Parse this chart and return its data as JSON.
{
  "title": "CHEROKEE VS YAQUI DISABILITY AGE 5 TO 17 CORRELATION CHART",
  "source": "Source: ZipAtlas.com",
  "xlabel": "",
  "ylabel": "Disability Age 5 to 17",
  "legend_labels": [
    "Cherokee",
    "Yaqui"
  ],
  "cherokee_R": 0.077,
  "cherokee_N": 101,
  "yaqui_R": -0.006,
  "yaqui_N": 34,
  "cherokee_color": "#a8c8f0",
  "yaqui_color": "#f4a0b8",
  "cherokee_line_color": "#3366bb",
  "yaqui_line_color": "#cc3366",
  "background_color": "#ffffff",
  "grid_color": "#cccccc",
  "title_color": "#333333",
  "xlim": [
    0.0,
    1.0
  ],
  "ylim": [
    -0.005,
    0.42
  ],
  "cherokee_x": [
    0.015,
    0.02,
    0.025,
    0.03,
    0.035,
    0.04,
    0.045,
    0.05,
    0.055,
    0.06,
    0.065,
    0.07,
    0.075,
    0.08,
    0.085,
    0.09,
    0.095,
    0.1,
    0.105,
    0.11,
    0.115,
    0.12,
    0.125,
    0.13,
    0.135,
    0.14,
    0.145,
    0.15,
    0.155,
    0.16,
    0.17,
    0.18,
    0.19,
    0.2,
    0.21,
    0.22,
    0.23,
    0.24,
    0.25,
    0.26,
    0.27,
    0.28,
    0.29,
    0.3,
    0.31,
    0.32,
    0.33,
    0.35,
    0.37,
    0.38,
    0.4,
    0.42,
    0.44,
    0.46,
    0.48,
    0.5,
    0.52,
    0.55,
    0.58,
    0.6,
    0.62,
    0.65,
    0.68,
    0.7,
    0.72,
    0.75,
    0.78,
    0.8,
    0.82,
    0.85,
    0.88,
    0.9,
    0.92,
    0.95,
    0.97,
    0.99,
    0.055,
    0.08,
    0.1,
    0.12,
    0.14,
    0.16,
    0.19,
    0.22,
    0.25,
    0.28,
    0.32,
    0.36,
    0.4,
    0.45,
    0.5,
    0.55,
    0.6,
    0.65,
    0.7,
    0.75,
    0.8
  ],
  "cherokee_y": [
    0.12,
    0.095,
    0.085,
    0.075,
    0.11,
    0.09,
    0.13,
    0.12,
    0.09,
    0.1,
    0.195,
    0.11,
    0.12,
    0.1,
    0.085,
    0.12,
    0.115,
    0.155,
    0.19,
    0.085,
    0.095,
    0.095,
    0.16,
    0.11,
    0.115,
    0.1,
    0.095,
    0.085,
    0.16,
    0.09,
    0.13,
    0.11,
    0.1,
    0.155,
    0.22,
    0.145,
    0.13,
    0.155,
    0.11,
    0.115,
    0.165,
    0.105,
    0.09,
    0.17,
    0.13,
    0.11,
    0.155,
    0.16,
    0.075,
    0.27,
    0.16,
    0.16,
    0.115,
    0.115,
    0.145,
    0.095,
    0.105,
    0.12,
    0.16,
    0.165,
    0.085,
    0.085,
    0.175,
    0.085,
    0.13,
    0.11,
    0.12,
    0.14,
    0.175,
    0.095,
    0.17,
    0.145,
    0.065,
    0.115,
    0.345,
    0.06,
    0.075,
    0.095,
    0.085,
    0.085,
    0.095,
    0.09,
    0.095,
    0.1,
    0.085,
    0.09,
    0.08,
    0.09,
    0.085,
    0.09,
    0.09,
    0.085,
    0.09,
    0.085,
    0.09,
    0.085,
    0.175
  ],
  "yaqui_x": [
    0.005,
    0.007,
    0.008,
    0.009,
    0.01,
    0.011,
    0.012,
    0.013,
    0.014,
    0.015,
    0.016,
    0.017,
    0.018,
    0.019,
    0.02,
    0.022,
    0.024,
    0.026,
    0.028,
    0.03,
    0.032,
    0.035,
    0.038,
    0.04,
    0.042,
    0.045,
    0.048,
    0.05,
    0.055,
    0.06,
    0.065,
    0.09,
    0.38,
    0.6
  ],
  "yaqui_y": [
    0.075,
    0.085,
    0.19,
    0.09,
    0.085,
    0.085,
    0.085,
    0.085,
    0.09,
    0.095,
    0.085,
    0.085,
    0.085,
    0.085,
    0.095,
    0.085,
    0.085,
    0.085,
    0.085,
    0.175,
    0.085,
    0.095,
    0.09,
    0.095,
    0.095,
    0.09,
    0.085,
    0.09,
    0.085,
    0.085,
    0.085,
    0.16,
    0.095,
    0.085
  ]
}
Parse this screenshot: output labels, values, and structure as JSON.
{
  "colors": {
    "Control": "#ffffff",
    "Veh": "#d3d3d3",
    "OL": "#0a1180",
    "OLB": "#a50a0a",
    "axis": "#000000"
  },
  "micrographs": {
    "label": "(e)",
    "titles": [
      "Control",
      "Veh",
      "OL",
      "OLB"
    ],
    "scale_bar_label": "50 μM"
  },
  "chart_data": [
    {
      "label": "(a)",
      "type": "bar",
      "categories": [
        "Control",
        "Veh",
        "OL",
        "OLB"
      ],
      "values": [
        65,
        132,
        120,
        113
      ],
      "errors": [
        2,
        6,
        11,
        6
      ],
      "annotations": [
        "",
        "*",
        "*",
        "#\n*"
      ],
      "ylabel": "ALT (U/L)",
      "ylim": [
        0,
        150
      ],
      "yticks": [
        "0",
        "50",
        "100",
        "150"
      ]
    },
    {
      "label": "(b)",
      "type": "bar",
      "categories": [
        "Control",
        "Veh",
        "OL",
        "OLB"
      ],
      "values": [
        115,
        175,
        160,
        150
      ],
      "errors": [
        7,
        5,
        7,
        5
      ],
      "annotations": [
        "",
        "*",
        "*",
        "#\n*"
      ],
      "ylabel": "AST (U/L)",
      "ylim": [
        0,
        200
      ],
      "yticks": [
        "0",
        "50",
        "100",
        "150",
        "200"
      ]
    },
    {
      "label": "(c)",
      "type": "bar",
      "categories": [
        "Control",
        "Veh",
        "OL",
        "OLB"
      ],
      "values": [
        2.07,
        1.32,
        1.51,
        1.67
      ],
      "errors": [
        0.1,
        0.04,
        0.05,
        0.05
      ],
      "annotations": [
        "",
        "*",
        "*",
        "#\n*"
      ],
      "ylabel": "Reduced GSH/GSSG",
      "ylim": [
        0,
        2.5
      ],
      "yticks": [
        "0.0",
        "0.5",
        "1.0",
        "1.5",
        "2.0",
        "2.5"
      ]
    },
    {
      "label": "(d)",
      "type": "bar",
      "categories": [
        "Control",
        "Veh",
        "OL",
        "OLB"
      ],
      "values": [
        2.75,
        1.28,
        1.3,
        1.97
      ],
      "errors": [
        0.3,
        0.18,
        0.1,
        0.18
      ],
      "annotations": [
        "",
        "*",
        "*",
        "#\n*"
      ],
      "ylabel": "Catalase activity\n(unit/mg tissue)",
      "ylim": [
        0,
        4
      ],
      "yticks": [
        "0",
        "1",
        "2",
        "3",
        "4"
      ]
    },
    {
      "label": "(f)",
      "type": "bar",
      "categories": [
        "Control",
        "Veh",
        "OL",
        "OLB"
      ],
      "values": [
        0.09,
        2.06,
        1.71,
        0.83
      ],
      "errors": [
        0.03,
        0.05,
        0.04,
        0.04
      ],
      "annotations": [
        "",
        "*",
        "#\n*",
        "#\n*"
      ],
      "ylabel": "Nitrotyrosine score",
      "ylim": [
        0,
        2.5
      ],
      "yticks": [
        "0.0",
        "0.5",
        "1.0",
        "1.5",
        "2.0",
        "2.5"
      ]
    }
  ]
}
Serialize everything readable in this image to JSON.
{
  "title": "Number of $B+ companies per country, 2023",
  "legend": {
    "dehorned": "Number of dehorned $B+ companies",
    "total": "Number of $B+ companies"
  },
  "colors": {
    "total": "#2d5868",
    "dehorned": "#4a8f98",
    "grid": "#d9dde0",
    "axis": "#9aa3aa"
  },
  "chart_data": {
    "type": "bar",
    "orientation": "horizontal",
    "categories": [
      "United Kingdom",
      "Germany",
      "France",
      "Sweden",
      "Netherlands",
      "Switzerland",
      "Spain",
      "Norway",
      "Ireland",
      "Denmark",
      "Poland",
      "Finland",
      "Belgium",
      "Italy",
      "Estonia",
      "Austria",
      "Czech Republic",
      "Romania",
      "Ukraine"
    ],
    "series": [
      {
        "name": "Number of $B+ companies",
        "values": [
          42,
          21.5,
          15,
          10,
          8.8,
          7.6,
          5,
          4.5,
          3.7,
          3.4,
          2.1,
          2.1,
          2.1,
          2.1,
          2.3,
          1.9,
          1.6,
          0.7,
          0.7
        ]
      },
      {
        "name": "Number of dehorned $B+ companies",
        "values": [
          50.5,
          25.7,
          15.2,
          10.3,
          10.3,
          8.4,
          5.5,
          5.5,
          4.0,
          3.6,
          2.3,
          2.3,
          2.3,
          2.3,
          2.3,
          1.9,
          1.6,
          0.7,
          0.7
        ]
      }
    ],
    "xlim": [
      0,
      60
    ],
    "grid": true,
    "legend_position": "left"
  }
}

═══

## [AIM]
Pick out the lines that have the word "name". Copy them all.

## [OUTPUT FOR THIS TASK]
        "name": "Number of $B+ companies",
        "name": "Number of dehorned $B+ companies",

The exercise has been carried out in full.